[Excerpt from a dataset]
>>>>

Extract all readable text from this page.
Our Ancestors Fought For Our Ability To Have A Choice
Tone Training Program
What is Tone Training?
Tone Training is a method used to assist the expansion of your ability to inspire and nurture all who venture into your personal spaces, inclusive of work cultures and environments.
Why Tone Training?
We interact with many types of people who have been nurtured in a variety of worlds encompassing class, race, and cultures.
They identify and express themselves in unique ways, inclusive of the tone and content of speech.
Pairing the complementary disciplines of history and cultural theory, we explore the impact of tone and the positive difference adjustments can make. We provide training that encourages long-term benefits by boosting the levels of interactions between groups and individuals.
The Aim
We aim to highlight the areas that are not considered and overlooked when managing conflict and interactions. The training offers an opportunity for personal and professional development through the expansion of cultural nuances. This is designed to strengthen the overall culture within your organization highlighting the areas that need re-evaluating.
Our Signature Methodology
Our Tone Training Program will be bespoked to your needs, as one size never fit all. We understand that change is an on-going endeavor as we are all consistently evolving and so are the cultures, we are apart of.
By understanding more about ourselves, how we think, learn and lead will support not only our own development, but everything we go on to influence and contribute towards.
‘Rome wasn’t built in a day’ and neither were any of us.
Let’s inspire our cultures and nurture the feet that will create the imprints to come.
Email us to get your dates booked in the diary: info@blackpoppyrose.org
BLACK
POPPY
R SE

<<<<

**Your goal:** What do the records say? Quote them all exactly.

**Output for this task:**
Extract all readable text from this page.
Our Ancestors Fought For Our Ability To Have A Choice
Tone Training Program
What is Tone Training?
Tone Training is a method used to assist the expansion of your ability to inspire and nurture all who venture into your personal spaces, inclusive of work cultures and environments.
Why Tone Training?
We interact with many types of people who have been nurtured in a variety of worlds encompassing class, race, and cultures.
They identify and express themselves in unique ways, inclusive of the tone and content of speech.
Pairing the complementary disciplines of history and cultural theory, we explore the impact of tone and the positive difference adjustments can make. We provide training that encourages long-term benefits by boosting the levels of interactions between groups and individuals.
The Aim
We aim to highlight the areas that are not considered and overlooked when managing conflict and interactions. The training offers an opportunity for personal and professional development through the expansion of cultural nuances. This is designed to strengthen the overall culture within your organization highlighting the areas that need re-evaluating.
Our Signature Methodology
Our Tone Training Program will be bespoked to your needs, as one size never fit all. We understand that change is an on-going endeavor as we are all consistently evolving and so are the cultures, we are apart of.
By understanding more about ourselves, how we think, learn and lead will support not only our own development, but everything we go on to influence and contribute towards.
‘Rome wasn’t built in a day’ and neither were any of us.
Let’s inspire our cultures and nurture the feet that will create the imprints to come.
Email us to get your dates booked in the diary: info@blackpoppyrose.org
BLACK
POPPY
R SE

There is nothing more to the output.